Entries with figure data:
+-------+

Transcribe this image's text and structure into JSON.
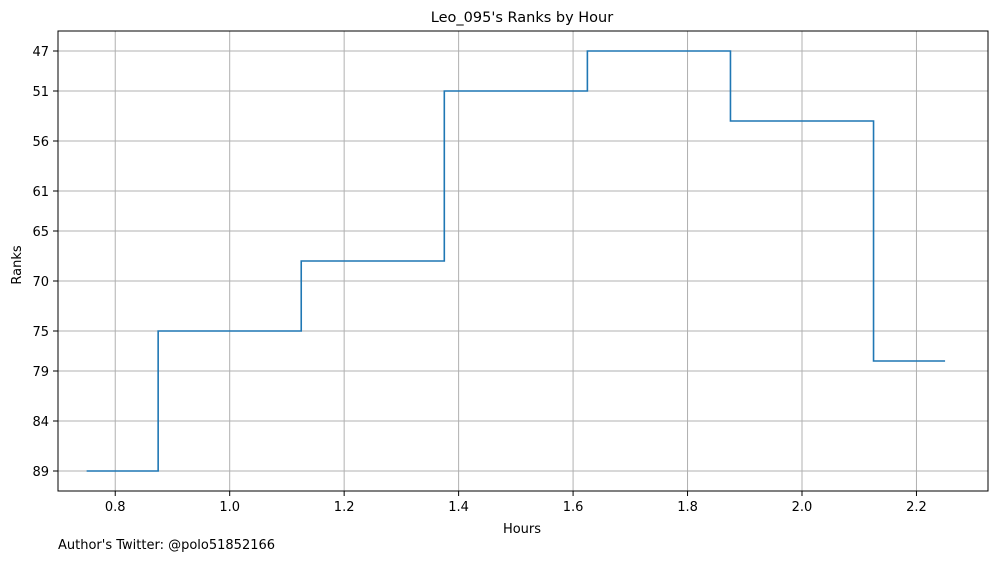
{
  "chart_data": {
    "type": "line",
    "drawstyle": "steps-mid",
    "title": "Leo_095's Ranks by Hour",
    "xlabel": "Hours",
    "ylabel": "Ranks",
    "x": [
      0.75,
      1.0,
      1.25,
      1.5,
      1.75,
      2.0,
      2.25
    ],
    "series": [
      {
        "values": [
          89,
          75,
          68,
          51,
          47,
          54,
          78
        ]
      }
    ],
    "xlim": [
      0.7,
      2.325
    ],
    "ylim": [
      91,
      45
    ],
    "y_inverted": true,
    "xticks": [
      "0.8",
      "1.0",
      "1.2",
      "1.4",
      "1.6",
      "1.8",
      "2.0",
      "2.2"
    ],
    "yticks": [
      "47",
      "51",
      "56",
      "61",
      "65",
      "70",
      "75",
      "79",
      "84",
      "89"
    ],
    "grid": true,
    "line_color": "#1f77b4"
  },
  "footer": {
    "text": "Author's Twitter: @polo51852166"
  }
}
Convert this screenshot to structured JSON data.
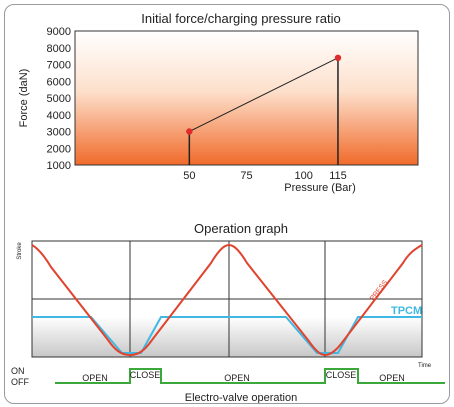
{
  "chart_data": [
    {
      "type": "scatter",
      "title": "Initial force/charging pressure ratio",
      "xlabel": "Pressure (Bar)",
      "ylabel": "Force (daN)",
      "x_ticks": [
        50,
        75,
        100,
        115
      ],
      "y_ticks": [
        1000,
        2000,
        3000,
        4000,
        5000,
        6000,
        7000,
        8000,
        9000
      ],
      "xlim": [
        0,
        150
      ],
      "ylim": [
        1000,
        9000
      ],
      "points": [
        {
          "x": 50,
          "y": 3000
        },
        {
          "x": 115,
          "y": 7400
        }
      ],
      "colors": {
        "point": "#e02b2b",
        "gradient_top": "#ffffff",
        "gradient_bottom": "#f06a2a"
      }
    },
    {
      "type": "line",
      "title": "Operation graph",
      "ylabel": "Stroke",
      "xlabel": "Time",
      "series": [
        {
          "name": "PRESS",
          "color": "#e0442f"
        },
        {
          "name": "TPCM",
          "color": "#3fb9e4"
        }
      ],
      "electro_valve": {
        "title": "Electro-valve operation",
        "state_labels": [
          "ON",
          "OFF"
        ],
        "segments": [
          {
            "label": "OPEN",
            "state": "off"
          },
          {
            "label": "CLOSE",
            "state": "on"
          },
          {
            "label": "OPEN",
            "state": "off"
          },
          {
            "label": "CLOSE",
            "state": "on"
          },
          {
            "label": "OPEN",
            "state": "off"
          }
        ],
        "color": "#3aa83a"
      }
    }
  ]
}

+-------+

**Task goal**
Copy everything in the records above except the pictures, exactly as written.

**Written solution**
Transcribe this image's text and structure into JSON.
{
  "chart_data": {
    "type": "line",
    "drawstyle": "steps-mid",
    "title": "Leo_095's Ranks by Hour",
    "xlabel": "Hours",
    "ylabel": "Ranks",
    "x": [
      0.75,
      1.0,
      1.25,
      1.5,
      1.75,
      2.0,
      2.25
    ],
    "series": [
      {
        "values": [
          89,
          75,
          68,
          51,
          47,
          54,
          78
        ]
      }
    ],
    "xlim": [
      0.7,
      2.325
    ],
    "ylim": [
      91,
      45
    ],
    "y_inverted": true,
    "xticks": [
      "0.8",
      "1.0",
      "1.2",
      "1.4",
      "1.6",
      "1.8",
      "2.0",
      "2.2"
    ],
    "yticks": [
      "47",
      "51",
      "56",
      "61",
      "65",
      "70",
      "75",
      "79",
      "84",
      "89"
    ],
    "grid": true,
    "line_color": "#1f77b4"
  },
  "footer": {
    "text": "Author's Twitter: @polo51852166"
  }
}
Convert this screenshot to structured JSON data.
{
  "chart_data": [
    {
      "type": "scatter",
      "title": "Initial force/charging pressure ratio",
      "xlabel": "Pressure (Bar)",
      "ylabel": "Force (daN)",
      "x_ticks": [
        50,
        75,
        100,
        115
      ],
      "y_ticks": [
        1000,
        2000,
        3000,
        4000,
        5000,
        6000,
        7000,
        8000,
        9000
      ],
      "xlim": [
        0,
        150
      ],
      "ylim": [
        1000,
        9000
      ],
      "points": [
        {
          "x": 50,
          "y": 3000
        },
        {
          "x": 115,
          "y": 7400
        }
      ],
      "colors": {
        "point": "#e02b2b",
        "gradient_top": "#ffffff",
        "gradient_bottom": "#f06a2a"
      }
    },
    {
      "type": "line",
      "title": "Operation graph",
      "ylabel": "Stroke",
      "xlabel": "Time",
      "series": [
        {
          "name": "PRESS",
          "color": "#e0442f"
        },
        {
          "name": "TPCM",
          "color": "#3fb9e4"
        }
      ],
      "electro_valve": {
        "title": "Electro-valve operation",
        "state_labels": [
          "ON",
          "OFF"
        ],
        "segments": [
          {
            "label": "OPEN",
            "state": "off"
          },
          {
            "label": "CLOSE",
            "state": "on"
          },
          {
            "label": "OPEN",
            "state": "off"
          },
          {
            "label": "CLOSE",
            "state": "on"
          },
          {
            "label": "OPEN",
            "state": "off"
          }
        ],
        "color": "#3aa83a"
      }
    }
  ]
}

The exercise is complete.